Stored data entries
## START
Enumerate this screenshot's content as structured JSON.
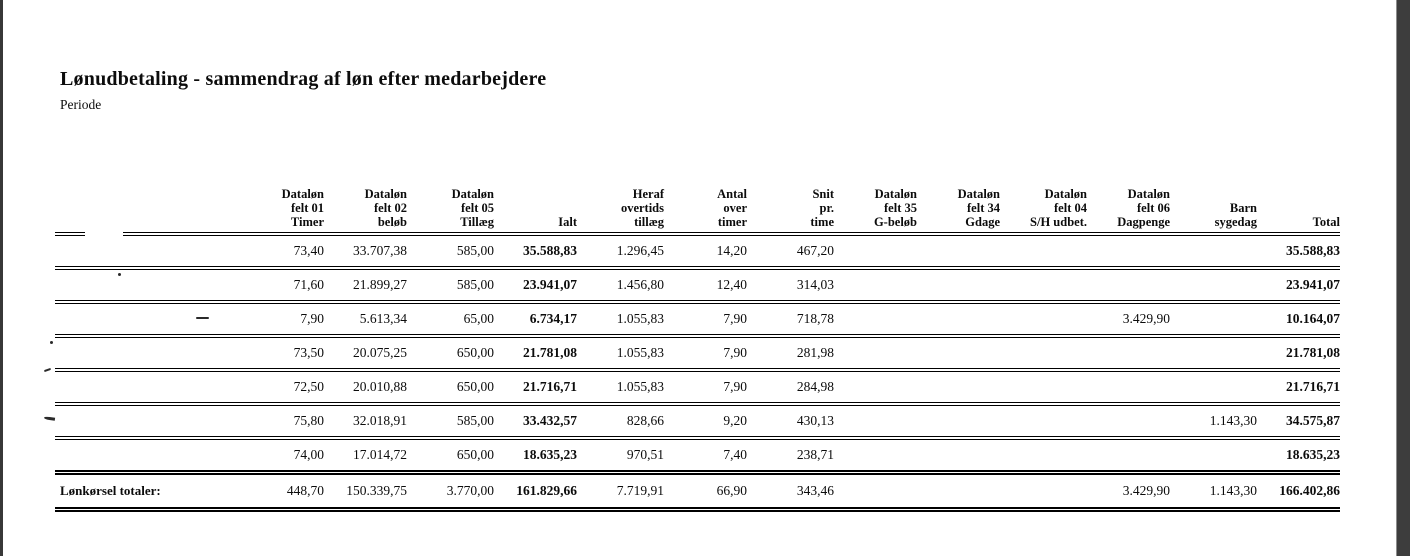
{
  "page": {
    "title": "Lønudbetaling - sammendrag af løn efter medarbejdere",
    "subtitle": "Periode"
  },
  "table": {
    "columns": [
      {
        "key": "employee",
        "header": ""
      },
      {
        "key": "timer",
        "header": "Dataløn\nfelt 01\nTimer"
      },
      {
        "key": "belob",
        "header": "Dataløn\nfelt 02\nbeløb"
      },
      {
        "key": "tillaeg",
        "header": "Dataløn\nfelt 05\nTillæg"
      },
      {
        "key": "ialt",
        "header": "Ialt"
      },
      {
        "key": "heraf-overtids",
        "header": "Heraf\novertids\ntillæg"
      },
      {
        "key": "antal-over",
        "header": "Antal\nover\ntimer"
      },
      {
        "key": "snit-pr-time",
        "header": "Snit\npr.\ntime"
      },
      {
        "key": "g-belob",
        "header": "Dataløn\nfelt 35\nG-beløb"
      },
      {
        "key": "gdage",
        "header": "Dataløn\nfelt 34\nGdage"
      },
      {
        "key": "sh-udbet",
        "header": "Dataløn\nfelt 04\nS/H udbet."
      },
      {
        "key": "dagpenge",
        "header": "Dataløn\nfelt 06\nDagpenge"
      },
      {
        "key": "barn-sygedag",
        "header": "Barn\nsygedag"
      },
      {
        "key": "total",
        "header": "Total"
      }
    ],
    "rows": [
      {
        "name": "",
        "values": [
          "73,40",
          "33.707,38",
          "585,00",
          "35.588,83",
          "1.296,45",
          "14,20",
          "467,20",
          "",
          "",
          "",
          "",
          "",
          "35.588,83"
        ]
      },
      {
        "name": "",
        "values": [
          "71,60",
          "21.899,27",
          "585,00",
          "23.941,07",
          "1.456,80",
          "12,40",
          "314,03",
          "",
          "",
          "",
          "",
          "",
          "23.941,07"
        ]
      },
      {
        "name": "",
        "values": [
          "7,90",
          "5.613,34",
          "65,00",
          "6.734,17",
          "1.055,83",
          "7,90",
          "718,78",
          "",
          "",
          "",
          "3.429,90",
          "",
          "10.164,07"
        ]
      },
      {
        "name": "",
        "values": [
          "73,50",
          "20.075,25",
          "650,00",
          "21.781,08",
          "1.055,83",
          "7,90",
          "281,98",
          "",
          "",
          "",
          "",
          "",
          "21.781,08"
        ]
      },
      {
        "name": "",
        "values": [
          "72,50",
          "20.010,88",
          "650,00",
          "21.716,71",
          "1.055,83",
          "7,90",
          "284,98",
          "",
          "",
          "",
          "",
          "",
          "21.716,71"
        ]
      },
      {
        "name": "",
        "values": [
          "75,80",
          "32.018,91",
          "585,00",
          "33.432,57",
          "828,66",
          "9,20",
          "430,13",
          "",
          "",
          "",
          "",
          "1.143,30",
          "34.575,87"
        ]
      },
      {
        "name": "",
        "values": [
          "74,00",
          "17.014,72",
          "650,00",
          "18.635,23",
          "970,51",
          "7,40",
          "238,71",
          "",
          "",
          "",
          "",
          "",
          "18.635,23"
        ]
      }
    ],
    "totals": {
      "label": "Lønkørsel totaler:",
      "values": [
        "448,70",
        "150.339,75",
        "3.770,00",
        "161.829,66",
        "7.719,91",
        "66,90",
        "343,46",
        "",
        "",
        "",
        "3.429,90",
        "1.143,30",
        "166.402,86"
      ]
    }
  }
}
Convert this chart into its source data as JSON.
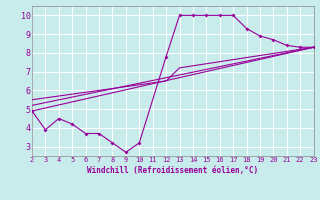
{
  "bg_color": "#c8ecec",
  "line_color": "#990099",
  "grid_color": "#ffffff",
  "xlabel": "Windchill (Refroidissement éolien,°C)",
  "xlim": [
    2,
    23
  ],
  "ylim": [
    2.5,
    10.5
  ],
  "xticks": [
    2,
    3,
    4,
    5,
    6,
    7,
    8,
    9,
    10,
    11,
    12,
    13,
    14,
    15,
    16,
    17,
    18,
    19,
    20,
    21,
    22,
    23
  ],
  "yticks": [
    3,
    4,
    5,
    6,
    7,
    8,
    9,
    10
  ],
  "series1_x": [
    2,
    3,
    4,
    5,
    6,
    7,
    8,
    9,
    10,
    12,
    13,
    14,
    15,
    16,
    17,
    18,
    19,
    20,
    21,
    22,
    23
  ],
  "series1_y": [
    4.9,
    3.9,
    4.5,
    4.2,
    3.7,
    3.7,
    3.2,
    2.7,
    3.2,
    7.8,
    10.0,
    10.0,
    10.0,
    10.0,
    10.0,
    9.3,
    8.9,
    8.7,
    8.4,
    8.3,
    8.3
  ],
  "series2_x": [
    2,
    23
  ],
  "series2_y": [
    4.9,
    8.3
  ],
  "series3_x": [
    2,
    23
  ],
  "series3_y": [
    5.2,
    8.3
  ],
  "series4_x": [
    2,
    12,
    13,
    23
  ],
  "series4_y": [
    5.5,
    6.5,
    7.2,
    8.3
  ]
}
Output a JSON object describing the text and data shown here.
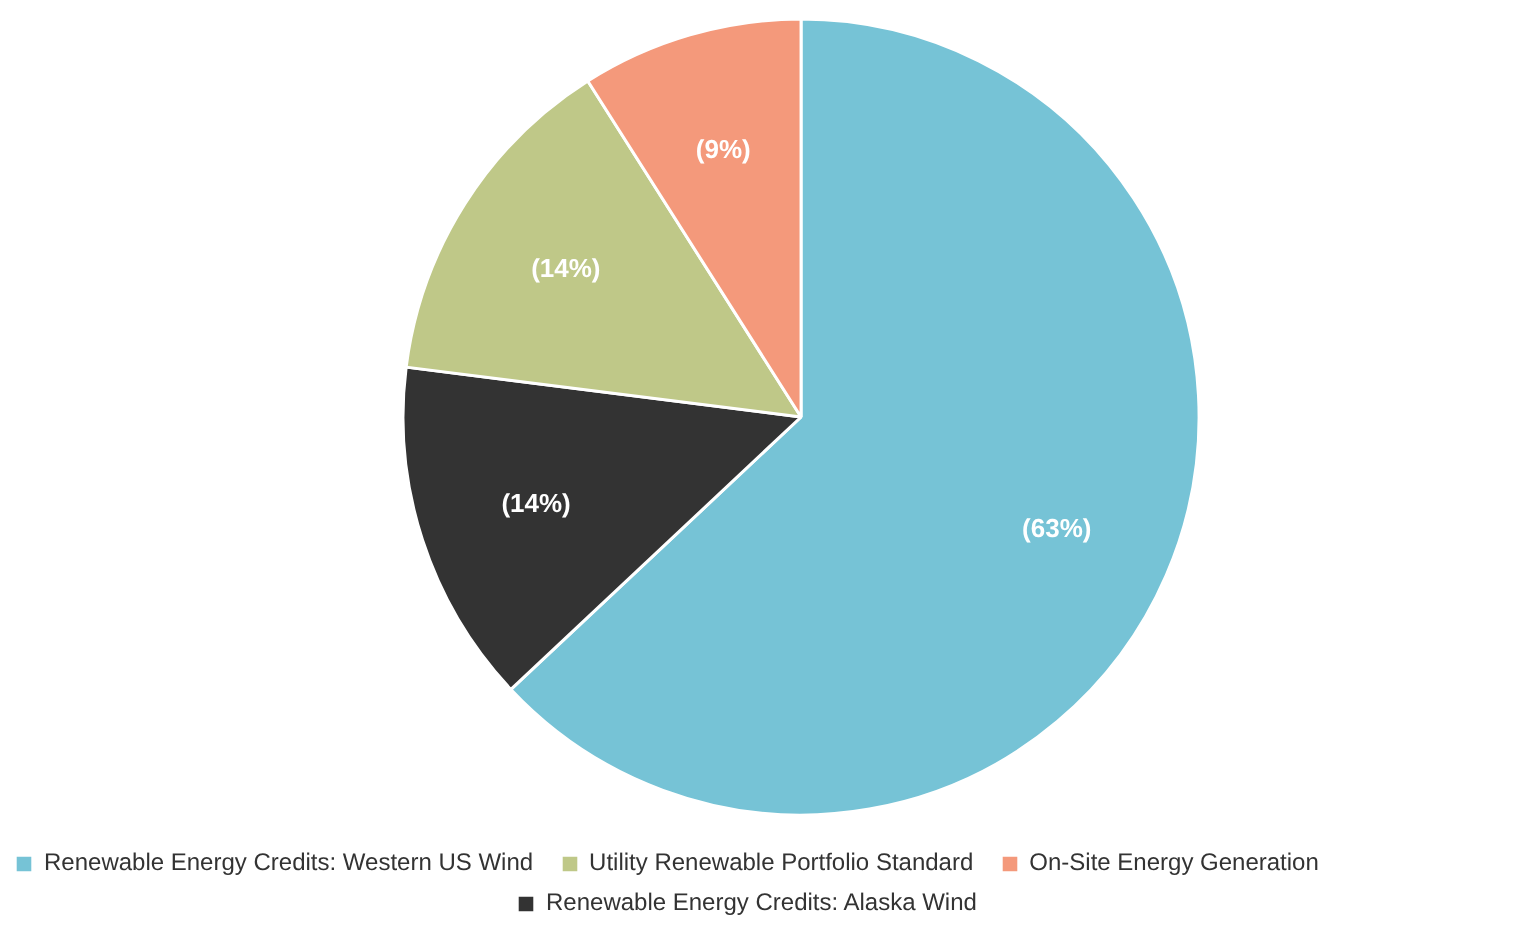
{
  "chart_data": {
    "type": "pie",
    "categories": [
      "Renewable Energy Credits: Western US Wind",
      "Renewable Energy Credits: Alaska Wind",
      "Utility Renewable Portfolio Standard",
      "On-Site Energy Generation"
    ],
    "values": [
      63,
      14,
      14,
      9
    ],
    "colors": [
      "#76c3d6",
      "#333333",
      "#bfc888",
      "#f4997b"
    ],
    "value_labels": [
      "(63%)",
      "(14%)",
      "(14%)",
      "(9%)"
    ],
    "legend": "bottom"
  }
}
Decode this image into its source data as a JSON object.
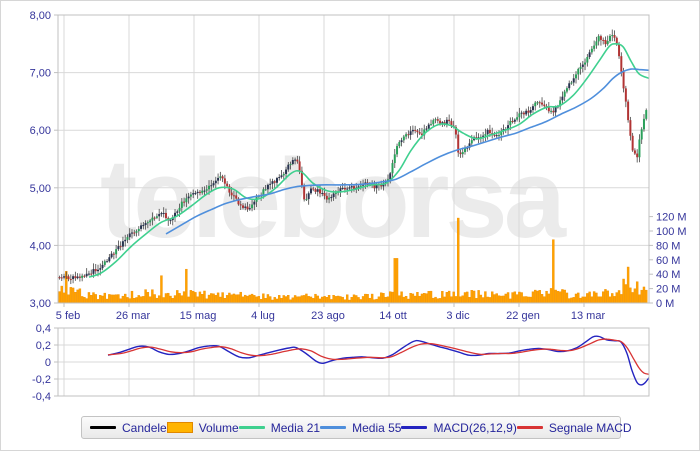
{
  "watermark": {
    "text": "teleborsa"
  },
  "legend": {
    "items": [
      {
        "label": "Candele",
        "swatch": "line",
        "color": "#000000"
      },
      {
        "label": "Volume",
        "swatch": "box",
        "color": "#ffb400",
        "border": "#e08800"
      },
      {
        "label": "Media 21",
        "swatch": "line",
        "color": "#3fd08f"
      },
      {
        "label": "Media 55",
        "swatch": "line",
        "color": "#4f8fdc"
      },
      {
        "label": "MACD(26,12,9)",
        "swatch": "line",
        "color": "#2424c0"
      },
      {
        "label": "Segnale MACD",
        "swatch": "line",
        "color": "#d83434"
      }
    ]
  },
  "chart_data": {
    "type": "candlestick",
    "panels": [
      "price+volume",
      "macd"
    ],
    "price_axis": {
      "min": 3,
      "max": 8,
      "tick_labels": [
        "8,00",
        "7,00",
        "6,00",
        "5,00",
        "4,00",
        "3,00"
      ],
      "tick_values": [
        8,
        7,
        6,
        5,
        4,
        3
      ]
    },
    "volume_axis": {
      "min": 0,
      "max": 120,
      "unit": "M",
      "tick_labels": [
        "120 M",
        "100 M",
        "80 M",
        "60 M",
        "40 M",
        "20 M",
        "0 M"
      ],
      "tick_values": [
        120,
        100,
        80,
        60,
        40,
        20,
        0
      ]
    },
    "macd_axis": {
      "min": -0.4,
      "max": 0.4,
      "tick_labels": [
        "0,4",
        "0,2",
        "0",
        "-0,2",
        "-0,4"
      ],
      "tick_values": [
        0.4,
        0.2,
        0,
        -0.2,
        -0.4
      ]
    },
    "date_ticks": [
      "5 feb",
      "26 mar",
      "15 mag",
      "4 lug",
      "23 ago",
      "14 ott",
      "3 dic",
      "22 gen",
      "13 mar"
    ],
    "close_path": [
      [
        57,
        3.45
      ],
      [
        70,
        3.42
      ],
      [
        85,
        3.5
      ],
      [
        100,
        3.62
      ],
      [
        112,
        3.85
      ],
      [
        127,
        4.15
      ],
      [
        140,
        4.32
      ],
      [
        152,
        4.5
      ],
      [
        162,
        4.55
      ],
      [
        170,
        4.42
      ],
      [
        180,
        4.72
      ],
      [
        190,
        4.9
      ],
      [
        200,
        4.95
      ],
      [
        210,
        5.05
      ],
      [
        220,
        5.2
      ],
      [
        228,
        4.95
      ],
      [
        238,
        4.72
      ],
      [
        246,
        4.62
      ],
      [
        256,
        4.82
      ],
      [
        268,
        5.05
      ],
      [
        280,
        5.2
      ],
      [
        290,
        5.45
      ],
      [
        296,
        5.5
      ],
      [
        300,
        5.15
      ],
      [
        304,
        4.72
      ],
      [
        310,
        4.98
      ],
      [
        318,
        4.95
      ],
      [
        326,
        4.8
      ],
      [
        334,
        4.92
      ],
      [
        344,
        5.0
      ],
      [
        354,
        5.0
      ],
      [
        364,
        5.1
      ],
      [
        374,
        5.02
      ],
      [
        384,
        5.05
      ],
      [
        390,
        5.3
      ],
      [
        396,
        5.75
      ],
      [
        404,
        5.9
      ],
      [
        412,
        6.0
      ],
      [
        420,
        5.92
      ],
      [
        428,
        6.08
      ],
      [
        434,
        6.22
      ],
      [
        440,
        6.1
      ],
      [
        448,
        6.18
      ],
      [
        454,
        6.0
      ],
      [
        458,
        5.55
      ],
      [
        464,
        5.68
      ],
      [
        472,
        5.85
      ],
      [
        480,
        5.9
      ],
      [
        488,
        6.0
      ],
      [
        494,
        5.88
      ],
      [
        502,
        5.98
      ],
      [
        510,
        6.15
      ],
      [
        518,
        6.28
      ],
      [
        528,
        6.33
      ],
      [
        536,
        6.48
      ],
      [
        544,
        6.42
      ],
      [
        552,
        6.3
      ],
      [
        560,
        6.52
      ],
      [
        568,
        6.78
      ],
      [
        576,
        7.0
      ],
      [
        584,
        7.2
      ],
      [
        592,
        7.45
      ],
      [
        598,
        7.62
      ],
      [
        604,
        7.5
      ],
      [
        610,
        7.68
      ],
      [
        616,
        7.5
      ],
      [
        620,
        7.05
      ],
      [
        624,
        6.6
      ],
      [
        628,
        6.05
      ],
      [
        632,
        5.62
      ],
      [
        636,
        5.5
      ],
      [
        640,
        6.0
      ],
      [
        644,
        6.25
      ],
      [
        648,
        6.65
      ]
    ],
    "media21": [
      [
        88,
        3.45
      ],
      [
        100,
        3.52
      ],
      [
        115,
        3.72
      ],
      [
        130,
        3.98
      ],
      [
        145,
        4.2
      ],
      [
        160,
        4.4
      ],
      [
        175,
        4.5
      ],
      [
        190,
        4.68
      ],
      [
        205,
        4.88
      ],
      [
        218,
        5.0
      ],
      [
        232,
        4.98
      ],
      [
        246,
        4.82
      ],
      [
        260,
        4.82
      ],
      [
        275,
        5.0
      ],
      [
        290,
        5.25
      ],
      [
        300,
        5.28
      ],
      [
        312,
        5.08
      ],
      [
        326,
        4.95
      ],
      [
        340,
        4.93
      ],
      [
        355,
        4.98
      ],
      [
        370,
        5.05
      ],
      [
        385,
        5.08
      ],
      [
        398,
        5.3
      ],
      [
        410,
        5.65
      ],
      [
        424,
        5.95
      ],
      [
        438,
        6.1
      ],
      [
        450,
        6.08
      ],
      [
        462,
        5.95
      ],
      [
        476,
        5.85
      ],
      [
        490,
        5.92
      ],
      [
        504,
        6.0
      ],
      [
        518,
        6.1
      ],
      [
        532,
        6.28
      ],
      [
        546,
        6.4
      ],
      [
        558,
        6.42
      ],
      [
        572,
        6.6
      ],
      [
        586,
        6.9
      ],
      [
        598,
        7.2
      ],
      [
        608,
        7.45
      ],
      [
        614,
        7.5
      ],
      [
        622,
        7.45
      ],
      [
        630,
        7.2
      ],
      [
        638,
        6.98
      ],
      [
        648,
        6.9
      ]
    ],
    "media55": [
      [
        165,
        4.2
      ],
      [
        180,
        4.35
      ],
      [
        195,
        4.5
      ],
      [
        210,
        4.62
      ],
      [
        225,
        4.73
      ],
      [
        240,
        4.8
      ],
      [
        255,
        4.85
      ],
      [
        270,
        4.9
      ],
      [
        285,
        4.98
      ],
      [
        300,
        5.03
      ],
      [
        320,
        5.05
      ],
      [
        340,
        5.05
      ],
      [
        360,
        5.06
      ],
      [
        380,
        5.1
      ],
      [
        395,
        5.15
      ],
      [
        410,
        5.28
      ],
      [
        425,
        5.42
      ],
      [
        440,
        5.55
      ],
      [
        455,
        5.65
      ],
      [
        470,
        5.72
      ],
      [
        485,
        5.8
      ],
      [
        500,
        5.88
      ],
      [
        515,
        5.95
      ],
      [
        530,
        6.05
      ],
      [
        545,
        6.15
      ],
      [
        560,
        6.28
      ],
      [
        575,
        6.4
      ],
      [
        590,
        6.55
      ],
      [
        602,
        6.72
      ],
      [
        612,
        6.9
      ],
      [
        620,
        7.0
      ],
      [
        630,
        7.06
      ],
      [
        640,
        7.05
      ],
      [
        648,
        7.04
      ]
    ],
    "macd": [
      [
        107,
        0.08
      ],
      [
        118,
        0.11
      ],
      [
        128,
        0.15
      ],
      [
        138,
        0.185
      ],
      [
        148,
        0.175
      ],
      [
        158,
        0.12
      ],
      [
        168,
        0.09
      ],
      [
        178,
        0.1
      ],
      [
        188,
        0.13
      ],
      [
        198,
        0.17
      ],
      [
        208,
        0.19
      ],
      [
        218,
        0.185
      ],
      [
        228,
        0.12
      ],
      [
        238,
        0.06
      ],
      [
        248,
        0.05
      ],
      [
        258,
        0.08
      ],
      [
        268,
        0.11
      ],
      [
        278,
        0.14
      ],
      [
        288,
        0.165
      ],
      [
        295,
        0.17
      ],
      [
        305,
        0.1
      ],
      [
        315,
        0.01
      ],
      [
        322,
        -0.015
      ],
      [
        332,
        0.02
      ],
      [
        342,
        0.045
      ],
      [
        352,
        0.055
      ],
      [
        362,
        0.06
      ],
      [
        372,
        0.05
      ],
      [
        382,
        0.045
      ],
      [
        392,
        0.09
      ],
      [
        402,
        0.17
      ],
      [
        412,
        0.24
      ],
      [
        418,
        0.25
      ],
      [
        428,
        0.215
      ],
      [
        438,
        0.18
      ],
      [
        448,
        0.15
      ],
      [
        458,
        0.115
      ],
      [
        468,
        0.08
      ],
      [
        478,
        0.08
      ],
      [
        488,
        0.1
      ],
      [
        498,
        0.1
      ],
      [
        508,
        0.105
      ],
      [
        518,
        0.13
      ],
      [
        528,
        0.15
      ],
      [
        538,
        0.16
      ],
      [
        548,
        0.145
      ],
      [
        556,
        0.125
      ],
      [
        566,
        0.13
      ],
      [
        576,
        0.17
      ],
      [
        584,
        0.23
      ],
      [
        592,
        0.295
      ],
      [
        598,
        0.3
      ],
      [
        606,
        0.26
      ],
      [
        614,
        0.25
      ],
      [
        620,
        0.235
      ],
      [
        626,
        0.1
      ],
      [
        631,
        -0.1
      ],
      [
        636,
        -0.24
      ],
      [
        640,
        -0.27
      ],
      [
        644,
        -0.245
      ],
      [
        648,
        -0.185
      ]
    ],
    "macd_signal": [
      [
        107,
        0.085
      ],
      [
        120,
        0.1
      ],
      [
        130,
        0.13
      ],
      [
        140,
        0.165
      ],
      [
        150,
        0.175
      ],
      [
        160,
        0.15
      ],
      [
        170,
        0.12
      ],
      [
        180,
        0.11
      ],
      [
        190,
        0.12
      ],
      [
        200,
        0.15
      ],
      [
        210,
        0.17
      ],
      [
        220,
        0.18
      ],
      [
        230,
        0.155
      ],
      [
        240,
        0.11
      ],
      [
        250,
        0.08
      ],
      [
        260,
        0.075
      ],
      [
        270,
        0.09
      ],
      [
        280,
        0.115
      ],
      [
        290,
        0.14
      ],
      [
        300,
        0.155
      ],
      [
        310,
        0.13
      ],
      [
        320,
        0.07
      ],
      [
        330,
        0.035
      ],
      [
        340,
        0.03
      ],
      [
        350,
        0.04
      ],
      [
        360,
        0.05
      ],
      [
        370,
        0.055
      ],
      [
        380,
        0.05
      ],
      [
        390,
        0.06
      ],
      [
        400,
        0.11
      ],
      [
        410,
        0.17
      ],
      [
        420,
        0.21
      ],
      [
        430,
        0.215
      ],
      [
        440,
        0.195
      ],
      [
        450,
        0.17
      ],
      [
        460,
        0.14
      ],
      [
        470,
        0.11
      ],
      [
        480,
        0.09
      ],
      [
        490,
        0.095
      ],
      [
        500,
        0.1
      ],
      [
        510,
        0.1
      ],
      [
        520,
        0.115
      ],
      [
        530,
        0.135
      ],
      [
        540,
        0.15
      ],
      [
        550,
        0.15
      ],
      [
        560,
        0.135
      ],
      [
        570,
        0.135
      ],
      [
        580,
        0.17
      ],
      [
        590,
        0.22
      ],
      [
        598,
        0.26
      ],
      [
        606,
        0.27
      ],
      [
        614,
        0.255
      ],
      [
        620,
        0.24
      ],
      [
        626,
        0.17
      ],
      [
        632,
        0.05
      ],
      [
        638,
        -0.07
      ],
      [
        643,
        -0.13
      ],
      [
        648,
        -0.145
      ]
    ],
    "volume_base": [
      [
        57,
        20
      ],
      [
        75,
        16
      ],
      [
        95,
        11
      ],
      [
        115,
        12
      ],
      [
        135,
        13
      ],
      [
        155,
        15
      ],
      [
        175,
        14
      ],
      [
        195,
        13
      ],
      [
        215,
        12
      ],
      [
        235,
        11
      ],
      [
        255,
        10
      ],
      [
        275,
        9
      ],
      [
        295,
        10
      ],
      [
        315,
        9
      ],
      [
        335,
        8
      ],
      [
        355,
        9
      ],
      [
        375,
        10
      ],
      [
        395,
        12
      ],
      [
        415,
        12
      ],
      [
        435,
        12
      ],
      [
        455,
        13
      ],
      [
        475,
        13
      ],
      [
        495,
        11
      ],
      [
        515,
        12
      ],
      [
        535,
        13
      ],
      [
        555,
        15
      ],
      [
        575,
        13
      ],
      [
        595,
        14
      ],
      [
        610,
        16
      ],
      [
        622,
        24
      ],
      [
        634,
        22
      ],
      [
        648,
        18
      ]
    ],
    "volume_spikes": [
      [
        66,
        44
      ],
      [
        160,
        38
      ],
      [
        185,
        47
      ],
      [
        395,
        62
      ],
      [
        457,
        118
      ],
      [
        552,
        88
      ],
      [
        628,
        50
      ]
    ],
    "colors": {
      "up": "#27334f",
      "up_strong": "#2aa05a",
      "down": "#b13434",
      "wick": "#444444",
      "volume": "#ffa200",
      "volume_edge": "#ef8e00",
      "media21": "#3fd08f",
      "media55": "#4f8fdc",
      "macd": "#2424c0",
      "signal": "#d83434",
      "grid": "#d9d9d9",
      "border": "#c0c0c0",
      "tick_text": "#35359b",
      "watermark": "#ebebeb"
    }
  }
}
## END
#### Task details:
Pick out every line of the listing containing the word "this", and show those lines.

#### Written answer:
Enumerate this screenshot's content as structured JSON.
Convert this chart into its source data as JSON.
Decode this image into its source data as a JSON object.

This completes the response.